**The task**
Every entry below should be transcribed exactly; pictures stay out of the copy.

Data records
_ _ _

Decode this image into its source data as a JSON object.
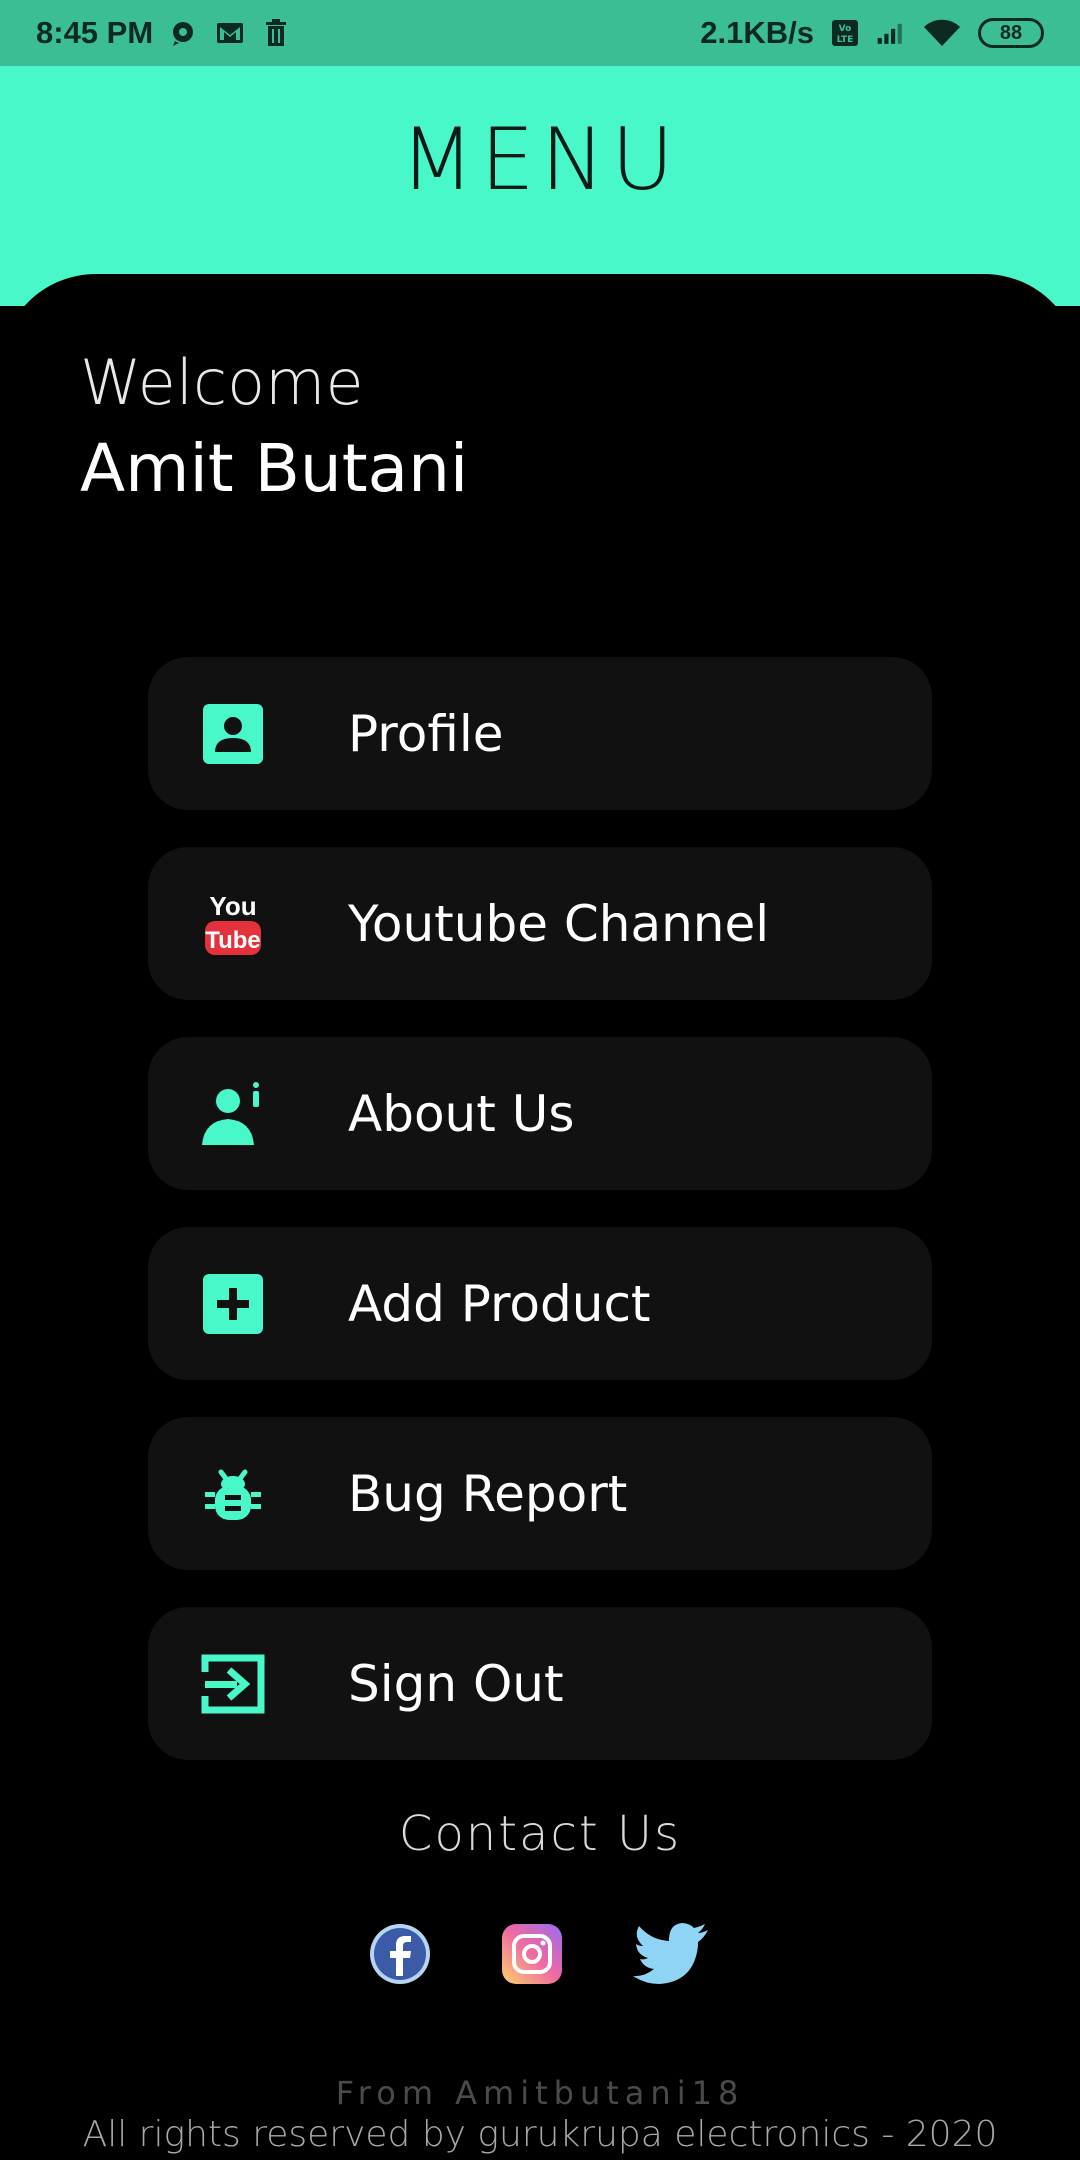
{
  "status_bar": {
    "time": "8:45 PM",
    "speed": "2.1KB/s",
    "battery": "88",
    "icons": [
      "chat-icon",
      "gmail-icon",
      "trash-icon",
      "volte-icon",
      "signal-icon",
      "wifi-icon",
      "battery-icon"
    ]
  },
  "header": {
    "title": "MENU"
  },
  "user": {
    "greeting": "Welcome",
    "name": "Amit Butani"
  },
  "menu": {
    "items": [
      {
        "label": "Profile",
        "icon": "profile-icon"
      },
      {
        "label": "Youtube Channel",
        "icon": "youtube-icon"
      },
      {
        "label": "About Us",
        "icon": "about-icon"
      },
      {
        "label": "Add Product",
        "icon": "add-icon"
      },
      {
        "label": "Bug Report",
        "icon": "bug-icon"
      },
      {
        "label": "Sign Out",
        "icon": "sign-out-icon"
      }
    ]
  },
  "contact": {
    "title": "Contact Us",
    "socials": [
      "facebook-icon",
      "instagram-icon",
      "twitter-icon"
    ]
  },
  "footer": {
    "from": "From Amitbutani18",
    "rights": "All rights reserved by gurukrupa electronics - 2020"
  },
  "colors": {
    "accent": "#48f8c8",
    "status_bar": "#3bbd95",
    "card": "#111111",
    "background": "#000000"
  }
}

_ _ _

**Correct output**
Decode this image into its source data as a JSON object.
{
  "status_bar": {
    "time": "8:45 PM",
    "speed": "2.1KB/s",
    "battery": "88",
    "icons": [
      "chat-icon",
      "gmail-icon",
      "trash-icon",
      "volte-icon",
      "signal-icon",
      "wifi-icon",
      "battery-icon"
    ]
  },
  "header": {
    "title": "MENU"
  },
  "user": {
    "greeting": "Welcome",
    "name": "Amit Butani"
  },
  "menu": {
    "items": [
      {
        "label": "Profile",
        "icon": "profile-icon"
      },
      {
        "label": "Youtube Channel",
        "icon": "youtube-icon"
      },
      {
        "label": "About Us",
        "icon": "about-icon"
      },
      {
        "label": "Add Product",
        "icon": "add-icon"
      },
      {
        "label": "Bug Report",
        "icon": "bug-icon"
      },
      {
        "label": "Sign Out",
        "icon": "sign-out-icon"
      }
    ]
  },
  "contact": {
    "title": "Contact Us",
    "socials": [
      "facebook-icon",
      "instagram-icon",
      "twitter-icon"
    ]
  },
  "footer": {
    "from": "From Amitbutani18",
    "rights": "All rights reserved by gurukrupa electronics - 2020"
  },
  "colors": {
    "accent": "#48f8c8",
    "status_bar": "#3bbd95",
    "card": "#111111",
    "background": "#000000"
  }
}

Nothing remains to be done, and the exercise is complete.